What this task involves: Only lines with the word "name" are needed; collect each of them from the listing below.

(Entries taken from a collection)
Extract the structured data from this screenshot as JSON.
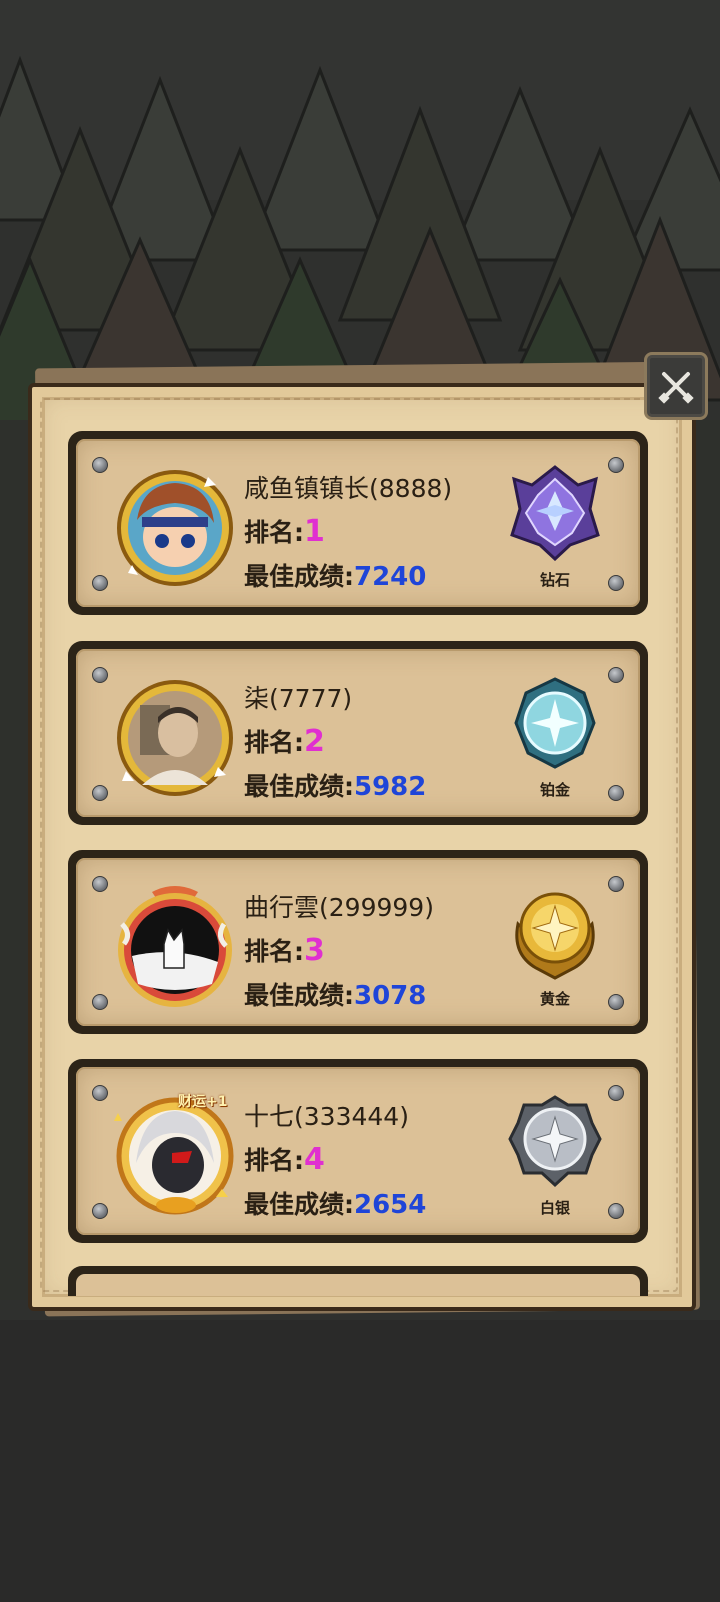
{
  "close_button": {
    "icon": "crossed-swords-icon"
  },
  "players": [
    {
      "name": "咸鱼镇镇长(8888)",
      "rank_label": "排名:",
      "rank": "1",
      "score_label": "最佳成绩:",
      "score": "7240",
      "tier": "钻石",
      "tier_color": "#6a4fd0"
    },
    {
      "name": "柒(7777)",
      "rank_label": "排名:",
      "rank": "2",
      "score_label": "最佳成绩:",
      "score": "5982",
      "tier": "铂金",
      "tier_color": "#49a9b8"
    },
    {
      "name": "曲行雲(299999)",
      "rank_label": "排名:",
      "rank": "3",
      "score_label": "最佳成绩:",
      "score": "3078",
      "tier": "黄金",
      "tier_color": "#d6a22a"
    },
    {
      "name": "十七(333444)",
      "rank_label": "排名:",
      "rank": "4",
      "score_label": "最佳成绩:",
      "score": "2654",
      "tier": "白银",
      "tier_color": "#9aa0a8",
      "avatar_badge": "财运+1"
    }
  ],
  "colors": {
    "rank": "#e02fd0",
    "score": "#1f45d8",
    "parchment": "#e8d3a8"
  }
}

Solved problem:
      "name": "咸鱼镇镇长(8888)",
      "name": "柒(7777)",
      "name": "曲行雲(299999)",
      "name": "十七(333444)",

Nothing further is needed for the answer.